▸ **Exercise directions**
Copy the lines holding the word "driving", all of them.

>>

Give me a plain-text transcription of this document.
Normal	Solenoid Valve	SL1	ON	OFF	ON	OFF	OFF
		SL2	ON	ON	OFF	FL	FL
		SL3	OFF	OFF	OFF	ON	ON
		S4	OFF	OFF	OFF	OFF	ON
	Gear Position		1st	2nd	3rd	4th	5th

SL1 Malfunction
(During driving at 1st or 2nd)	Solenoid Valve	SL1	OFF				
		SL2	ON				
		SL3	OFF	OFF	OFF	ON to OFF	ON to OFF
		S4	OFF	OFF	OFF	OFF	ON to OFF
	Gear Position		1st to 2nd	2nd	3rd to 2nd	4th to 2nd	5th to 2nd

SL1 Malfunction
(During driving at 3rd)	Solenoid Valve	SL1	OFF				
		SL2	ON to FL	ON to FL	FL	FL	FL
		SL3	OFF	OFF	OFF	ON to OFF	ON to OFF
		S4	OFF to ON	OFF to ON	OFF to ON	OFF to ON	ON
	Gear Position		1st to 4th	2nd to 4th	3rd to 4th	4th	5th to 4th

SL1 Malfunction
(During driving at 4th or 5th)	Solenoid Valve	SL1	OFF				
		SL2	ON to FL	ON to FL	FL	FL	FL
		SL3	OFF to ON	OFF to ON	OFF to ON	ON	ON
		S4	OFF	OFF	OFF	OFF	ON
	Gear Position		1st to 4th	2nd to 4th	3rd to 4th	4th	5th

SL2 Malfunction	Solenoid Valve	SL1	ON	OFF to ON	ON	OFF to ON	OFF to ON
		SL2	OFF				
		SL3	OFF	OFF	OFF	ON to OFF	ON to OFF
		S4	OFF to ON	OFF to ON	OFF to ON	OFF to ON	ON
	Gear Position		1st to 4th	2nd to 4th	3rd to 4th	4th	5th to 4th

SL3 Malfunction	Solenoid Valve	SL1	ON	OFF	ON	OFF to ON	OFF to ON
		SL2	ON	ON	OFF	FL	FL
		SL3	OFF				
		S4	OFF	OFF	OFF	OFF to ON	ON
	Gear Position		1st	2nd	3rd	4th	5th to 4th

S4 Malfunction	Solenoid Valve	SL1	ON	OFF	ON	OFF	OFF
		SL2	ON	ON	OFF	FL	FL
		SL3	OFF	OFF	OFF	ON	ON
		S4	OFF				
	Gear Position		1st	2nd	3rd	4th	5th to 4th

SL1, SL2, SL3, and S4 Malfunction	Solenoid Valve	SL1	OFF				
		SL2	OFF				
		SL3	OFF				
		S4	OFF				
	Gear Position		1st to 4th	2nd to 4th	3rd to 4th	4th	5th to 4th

<<

▸ **The answer**
(During driving at 1st or 2nd)	Solenoid Valve	SL1	OFF				
(During driving at 3rd)	Solenoid Valve	SL1	OFF				
(During driving at 4th or 5th)	Solenoid Valve	SL1	OFF				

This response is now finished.